## [Exercise instructions]
Extract each line of the material that follows exactly and omit its pictures.

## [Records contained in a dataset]
______________________________
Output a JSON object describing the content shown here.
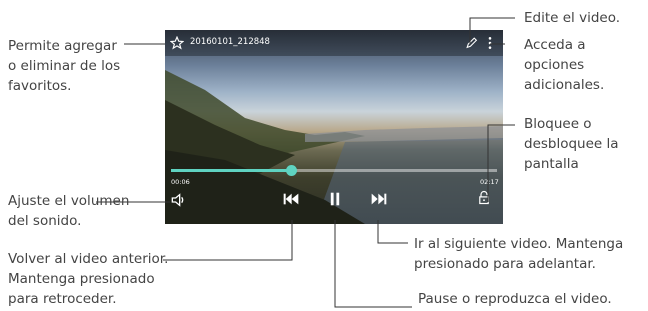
{
  "video": {
    "filename": "20160101_212848",
    "elapsed": "00:06",
    "total": "02:17",
    "progress": 0.37
  },
  "icons": [
    "star-icon",
    "pencil-icon",
    "more-vertical-icon",
    "lock-icon",
    "volume-icon",
    "previous-icon",
    "pause-icon",
    "next-icon"
  ],
  "accent_color": "#5fd3c1",
  "annotations": {
    "favorites": [
      "Permite agregar",
      "o eliminar de los",
      "favoritos."
    ],
    "edit": "Edite el video.",
    "more": [
      "Acceda a",
      "opciones",
      "adicionales."
    ],
    "lock": [
      "Bloquee o",
      "desbloquee la",
      "pantalla"
    ],
    "volume": [
      "Ajuste el volumen",
      "del sonido."
    ],
    "previous": [
      "Volver al video anterior.",
      "Mantenga presionado",
      "para retroceder."
    ],
    "next": [
      "Ir al siguiente video. Mantenga",
      "presionado para adelantar."
    ],
    "pause": "Pause o reproduzca el video."
  }
}
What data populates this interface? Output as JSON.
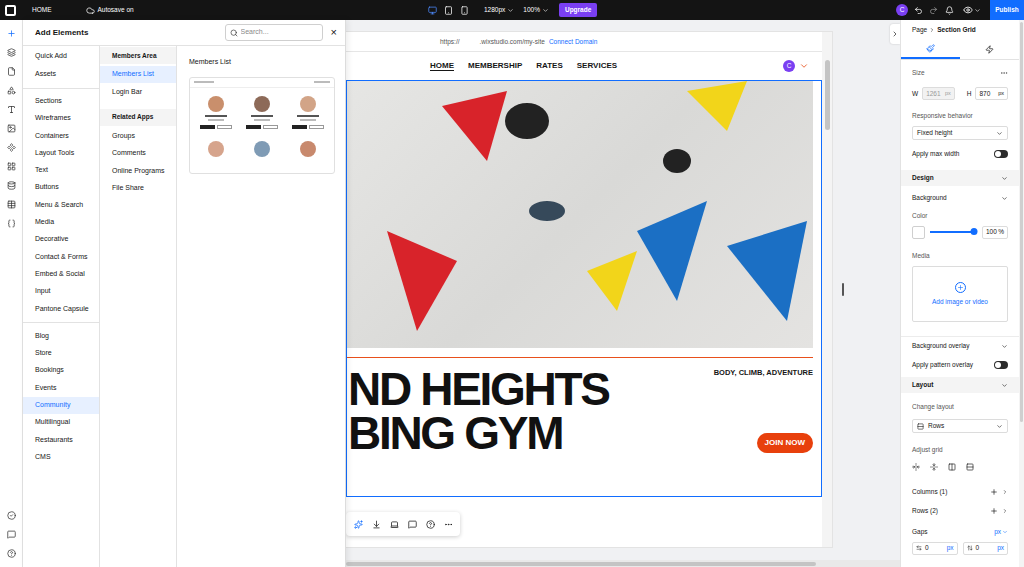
{
  "topbar": {
    "page": "HOME",
    "autosave": "Autosave on",
    "devices": [
      {
        "selected": true
      },
      {
        "selected": false
      },
      {
        "selected": false
      }
    ],
    "width": "1280px",
    "zoom": "100%",
    "upgrade": "Upgrade",
    "avatar": "C",
    "publish": "Publish"
  },
  "rail": {
    "top": [
      {
        "selected": true
      },
      {
        "selected": false
      },
      {
        "selected": false
      },
      {
        "selected": false
      },
      {
        "selected": false
      },
      {
        "selected": false
      },
      {
        "selected": false
      },
      {
        "selected": false
      },
      {
        "selected": false
      },
      {
        "selected": false
      },
      {
        "selected": false
      }
    ],
    "bottom": [
      {
        "selected": false
      },
      {
        "selected": false
      },
      {
        "selected": false
      }
    ]
  },
  "add_panel": {
    "title": "Add Elements",
    "search_placeholder": "Search...",
    "close": "×",
    "categories": [
      {
        "items": [
          {
            "label": "Quick Add",
            "selected": false
          },
          {
            "label": "Assets",
            "selected": false
          }
        ]
      },
      {
        "items": [
          {
            "label": "Sections",
            "selected": false
          },
          {
            "label": "Wireframes",
            "selected": false
          },
          {
            "label": "Containers",
            "selected": false
          },
          {
            "label": "Layout Tools",
            "selected": false
          },
          {
            "label": "Text",
            "selected": false
          },
          {
            "label": "Buttons",
            "selected": false
          },
          {
            "label": "Menu & Search",
            "selected": false
          },
          {
            "label": "Media",
            "selected": false
          },
          {
            "label": "Decorative",
            "selected": false
          },
          {
            "label": "Contact & Forms",
            "selected": false
          },
          {
            "label": "Embed & Social",
            "selected": false
          },
          {
            "label": "Input",
            "selected": false
          },
          {
            "label": "Pantone Capsule",
            "selected": false
          }
        ]
      },
      {
        "items": [
          {
            "label": "Blog",
            "selected": false
          },
          {
            "label": "Store",
            "selected": false
          },
          {
            "label": "Bookings",
            "selected": false
          },
          {
            "label": "Events",
            "selected": false
          },
          {
            "label": "Community",
            "selected": true
          },
          {
            "label": "Multilingual",
            "selected": false
          },
          {
            "label": "Restaurants",
            "selected": false
          },
          {
            "label": "CMS",
            "selected": false
          }
        ]
      }
    ],
    "subcategories": [
      {
        "heading": "Members Area",
        "items": [
          {
            "label": "Members List",
            "selected": true
          },
          {
            "label": "Login Bar",
            "selected": false
          }
        ]
      },
      {
        "heading": "Related Apps",
        "items": [
          {
            "label": "Groups",
            "selected": false
          },
          {
            "label": "Comments",
            "selected": false
          },
          {
            "label": "Online Programs",
            "selected": false
          },
          {
            "label": "File Share",
            "selected": false
          }
        ]
      }
    ],
    "preview_title": "Members List"
  },
  "site": {
    "url_prefix": "https://",
    "url": ".wixstudio.com/my-site",
    "connect": "Connect Domain",
    "nav": [
      {
        "label": "HOME",
        "selected": true
      },
      {
        "label": "MEMBERSHIP",
        "selected": false
      },
      {
        "label": "RATES",
        "selected": false
      },
      {
        "label": "SERVICES",
        "selected": false
      }
    ],
    "avatar": "C",
    "headline": [
      "ND HEIGHTS",
      "BING GYM"
    ],
    "tagline": "BODY, CLIMB, ADVENTURE",
    "cta": "JOIN NOW"
  },
  "inspector": {
    "breadcrumb": [
      "Page",
      "Section Grid"
    ],
    "tabs": [
      {
        "selected": true
      },
      {
        "selected": false
      }
    ],
    "size": {
      "label": "Size",
      "w_label": "W",
      "w": "1261",
      "w_unit": "px",
      "w_disabled": true,
      "h_label": "H",
      "h": "870",
      "h_unit": "px"
    },
    "responsive": {
      "label": "Responsive behavior",
      "value": "Fixed height"
    },
    "max_width": {
      "label": "Apply max width",
      "on": false
    },
    "design": {
      "title": "Design",
      "background": "Background",
      "color_label": "Color",
      "color": "#ffffff",
      "opacity": {
        "level": 1,
        "reading": "100",
        "unit": "%"
      },
      "media_label": "Media",
      "media_action": "Add image or video",
      "overlay": "Background overlay",
      "pattern": {
        "label": "Apply pattern overlay",
        "on": false
      }
    },
    "layout": {
      "title": "Layout",
      "change_label": "Change layout",
      "value": "Rows",
      "adjust": "Adjust grid",
      "columns": "Columns (1)",
      "rows": "Rows (2)",
      "gaps": "Gaps",
      "gaps_unit": "px",
      "gap_h": "0",
      "gap_v": "0",
      "gap_unit": "px"
    }
  }
}
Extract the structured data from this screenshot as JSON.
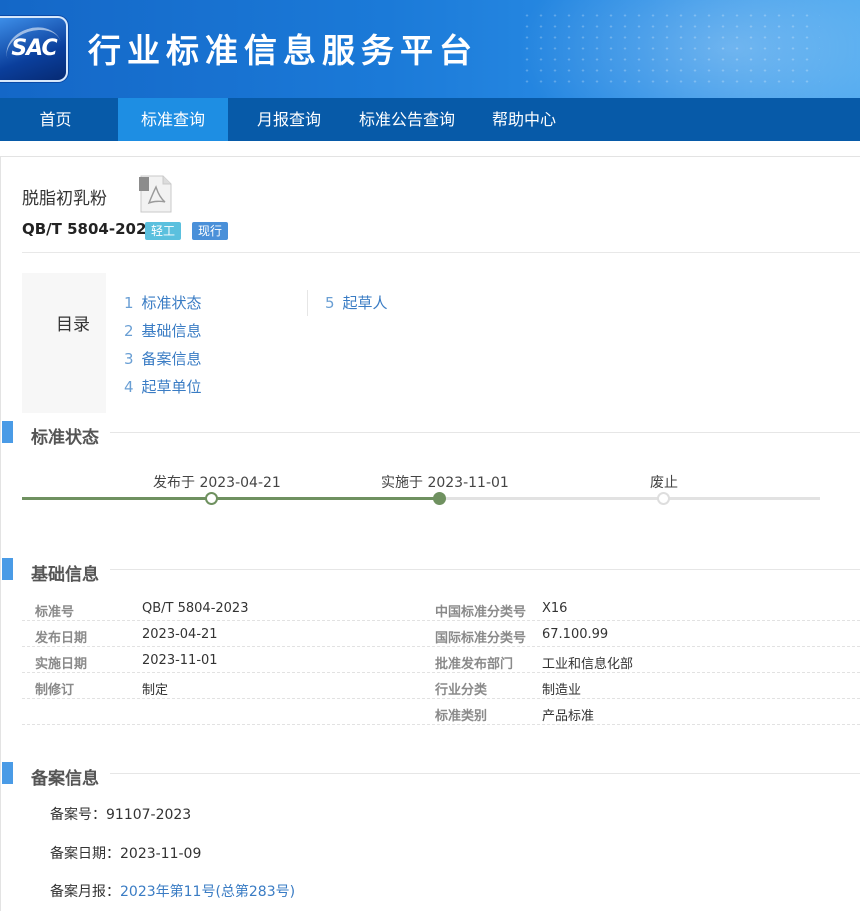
______________________________
## [Solved problem]
Output a JSON object describing the content shown here.
{
  "video": {
    "filename": "20160101_212848",
    "elapsed": "00:06",
    "total": "02:17",
    "progress": 0.37
  },
  "icons": [
    "star-icon",
    "pencil-icon",
    "more-vertical-icon",
    "lock-icon",
    "volume-icon",
    "previous-icon",
    "pause-icon",
    "next-icon"
  ],
  "accent_color": "#5fd3c1",
  "annotations": {
    "favorites": [
      "Permite agregar",
      "o eliminar de los",
      "favoritos."
    ],
    "edit": "Edite el video.",
    "more": [
      "Acceda a",
      "opciones",
      "adicionales."
    ],
    "lock": [
      "Bloquee o",
      "desbloquee la",
      "pantalla"
    ],
    "volume": [
      "Ajuste el volumen",
      "del sonido."
    ],
    "previous": [
      "Volver al video anterior.",
      "Mantenga presionado",
      "para retroceder."
    ],
    "next": [
      "Ir al siguiente video. Mantenga",
      "presionado para adelantar."
    ],
    "pause": "Pause o reproduzca el video."
  }
}
What data populates this interface? Output as JSON.
{
  "topbar": {
    "page": "HOME",
    "autosave": "Autosave on",
    "devices": [
      {
        "selected": true
      },
      {
        "selected": false
      },
      {
        "selected": false
      }
    ],
    "width": "1280px",
    "zoom": "100%",
    "upgrade": "Upgrade",
    "avatar": "C",
    "publish": "Publish"
  },
  "rail": {
    "top": [
      {
        "selected": true
      },
      {
        "selected": false
      },
      {
        "selected": false
      },
      {
        "selected": false
      },
      {
        "selected": false
      },
      {
        "selected": false
      },
      {
        "selected": false
      },
      {
        "selected": false
      },
      {
        "selected": false
      },
      {
        "selected": false
      },
      {
        "selected": false
      }
    ],
    "bottom": [
      {
        "selected": false
      },
      {
        "selected": false
      },
      {
        "selected": false
      }
    ]
  },
  "add_panel": {
    "title": "Add Elements",
    "search_placeholder": "Search...",
    "close": "×",
    "categories": [
      {
        "items": [
          {
            "label": "Quick Add",
            "selected": false
          },
          {
            "label": "Assets",
            "selected": false
          }
        ]
      },
      {
        "items": [
          {
            "label": "Sections",
            "selected": false
          },
          {
            "label": "Wireframes",
            "selected": false
          },
          {
            "label": "Containers",
            "selected": false
          },
          {
            "label": "Layout Tools",
            "selected": false
          },
          {
            "label": "Text",
            "selected": false
          },
          {
            "label": "Buttons",
            "selected": false
          },
          {
            "label": "Menu & Search",
            "selected": false
          },
          {
            "label": "Media",
            "selected": false
          },
          {
            "label": "Decorative",
            "selected": false
          },
          {
            "label": "Contact & Forms",
            "selected": false
          },
          {
            "label": "Embed & Social",
            "selected": false
          },
          {
            "label": "Input",
            "selected": false
          },
          {
            "label": "Pantone Capsule",
            "selected": false
          }
        ]
      },
      {
        "items": [
          {
            "label": "Blog",
            "selected": false
          },
          {
            "label": "Store",
            "selected": false
          },
          {
            "label": "Bookings",
            "selected": false
          },
          {
            "label": "Events",
            "selected": false
          },
          {
            "label": "Community",
            "selected": true
          },
          {
            "label": "Multilingual",
            "selected": false
          },
          {
            "label": "Restaurants",
            "selected": false
          },
          {
            "label": "CMS",
            "selected": false
          }
        ]
      }
    ],
    "subcategories": [
      {
        "heading": "Members Area",
        "items": [
          {
            "label": "Members List",
            "selected": true
          },
          {
            "label": "Login Bar",
            "selected": false
          }
        ]
      },
      {
        "heading": "Related Apps",
        "items": [
          {
            "label": "Groups",
            "selected": false
          },
          {
            "label": "Comments",
            "selected": false
          },
          {
            "label": "Online Programs",
            "selected": false
          },
          {
            "label": "File Share",
            "selected": false
          }
        ]
      }
    ],
    "preview_title": "Members List"
  },
  "site": {
    "url_prefix": "https://",
    "url": ".wixstudio.com/my-site",
    "connect": "Connect Domain",
    "nav": [
      {
        "label": "HOME",
        "selected": true
      },
      {
        "label": "MEMBERSHIP",
        "selected": false
      },
      {
        "label": "RATES",
        "selected": false
      },
      {
        "label": "SERVICES",
        "selected": false
      }
    ],
    "avatar": "C",
    "headline": [
      "ND HEIGHTS",
      "BING GYM"
    ],
    "tagline": "BODY, CLIMB, ADVENTURE",
    "cta": "JOIN NOW"
  },
  "inspector": {
    "breadcrumb": [
      "Page",
      "Section Grid"
    ],
    "tabs": [
      {
        "selected": true
      },
      {
        "selected": false
      }
    ],
    "size": {
      "label": "Size",
      "w_label": "W",
      "w": "1261",
      "w_unit": "px",
      "w_disabled": true,
      "h_label": "H",
      "h": "870",
      "h_unit": "px"
    },
    "responsive": {
      "label": "Responsive behavior",
      "value": "Fixed height"
    },
    "max_width": {
      "label": "Apply max width",
      "on": false
    },
    "design": {
      "title": "Design",
      "background": "Background",
      "color_label": "Color",
      "color": "#ffffff",
      "opacity": {
        "level": 1,
        "reading": "100",
        "unit": "%"
      },
      "media_label": "Media",
      "media_action": "Add image or video",
      "overlay": "Background overlay",
      "pattern": {
        "label": "Apply pattern overlay",
        "on": false
      }
    },
    "layout": {
      "title": "Layout",
      "change_label": "Change layout",
      "value": "Rows",
      "adjust": "Adjust grid",
      "columns": "Columns (1)",
      "rows": "Rows (2)",
      "gaps": "Gaps",
      "gaps_unit": "px",
      "gap_h": "0",
      "gap_v": "0",
      "gap_unit": "px"
    }
  }
}
Extract the structured data from this screenshot as JSON.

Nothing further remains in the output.